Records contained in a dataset
---

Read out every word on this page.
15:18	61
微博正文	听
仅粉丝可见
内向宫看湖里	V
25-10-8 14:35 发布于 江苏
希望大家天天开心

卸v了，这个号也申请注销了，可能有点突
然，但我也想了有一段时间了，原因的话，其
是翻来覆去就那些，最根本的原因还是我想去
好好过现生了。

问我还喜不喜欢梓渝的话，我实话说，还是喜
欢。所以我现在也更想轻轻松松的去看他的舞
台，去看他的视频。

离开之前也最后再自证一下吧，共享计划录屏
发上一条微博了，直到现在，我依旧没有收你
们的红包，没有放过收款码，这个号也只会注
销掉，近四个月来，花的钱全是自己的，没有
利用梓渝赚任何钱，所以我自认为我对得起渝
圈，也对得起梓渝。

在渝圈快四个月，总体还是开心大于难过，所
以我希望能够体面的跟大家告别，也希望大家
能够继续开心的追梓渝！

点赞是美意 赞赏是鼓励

---

__Given instruction__. Output every record above exactly as it appears.

__Response__.
Read out every word on this page.
15:18	61
微博正文	听
仅粉丝可见
内向宫看湖里	V
25-10-8 14:35 发布于 江苏
希望大家天天开心

卸v了，这个号也申请注销了，可能有点突
然，但我也想了有一段时间了，原因的话，其
是翻来覆去就那些，最根本的原因还是我想去
好好过现生了。

问我还喜不喜欢梓渝的话，我实话说，还是喜
欢。所以我现在也更想轻轻松松的去看他的舞
台，去看他的视频。

离开之前也最后再自证一下吧，共享计划录屏
发上一条微博了，直到现在，我依旧没有收你
们的红包，没有放过收款码，这个号也只会注
销掉，近四个月来，花的钱全是自己的，没有
利用梓渝赚任何钱，所以我自认为我对得起渝
圈，也对得起梓渝。

在渝圈快四个月，总体还是开心大于难过，所
以我希望能够体面的跟大家告别，也希望大家
能够继续开心的追梓渝！

点赞是美意 赞赏是鼓励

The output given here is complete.